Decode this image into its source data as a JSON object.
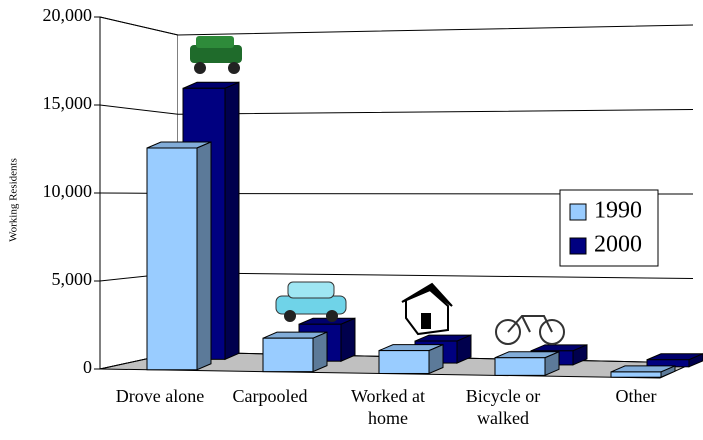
{
  "chart_data": {
    "type": "bar",
    "y_label": "Working Residents",
    "categories": [
      "Drove alone",
      "Carpooled",
      "Worked at\nhome",
      "Bicycle or\nwalked",
      "Other"
    ],
    "series": [
      {
        "name": "1990",
        "color": "#99ccff",
        "values": [
          12600,
          1900,
          1300,
          1000,
          300
        ]
      },
      {
        "name": "2000",
        "color": "#000080",
        "values": [
          15400,
          2100,
          1250,
          800,
          400
        ]
      }
    ],
    "ylim": [
      0,
      20000
    ],
    "yticks": [
      0,
      {
        "value": 5000,
        "label": "5,000"
      },
      {
        "value": 10000,
        "label": "10,000"
      },
      {
        "value": 15000,
        "label": "15,000"
      },
      {
        "value": 20000,
        "label": "20,000"
      }
    ],
    "grid": true,
    "legend": "right"
  }
}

- [What is being asked]:
Except for the pictures, give all the material above again verbatim.

- [Task output]:
Decode this image into its source data as a JSON object.
{
  "chart_data": {
    "type": "bar",
    "y_label": "Working Residents",
    "categories": [
      "Drove alone",
      "Carpooled",
      "Worked at\nhome",
      "Bicycle or\nwalked",
      "Other"
    ],
    "series": [
      {
        "name": "1990",
        "color": "#99ccff",
        "values": [
          12600,
          1900,
          1300,
          1000,
          300
        ]
      },
      {
        "name": "2000",
        "color": "#000080",
        "values": [
          15400,
          2100,
          1250,
          800,
          400
        ]
      }
    ],
    "ylim": [
      0,
      20000
    ],
    "yticks": [
      0,
      {
        "value": 5000,
        "label": "5,000"
      },
      {
        "value": 10000,
        "label": "10,000"
      },
      {
        "value": 15000,
        "label": "15,000"
      },
      {
        "value": 20000,
        "label": "20,000"
      }
    ],
    "grid": true,
    "legend": "right"
  }
}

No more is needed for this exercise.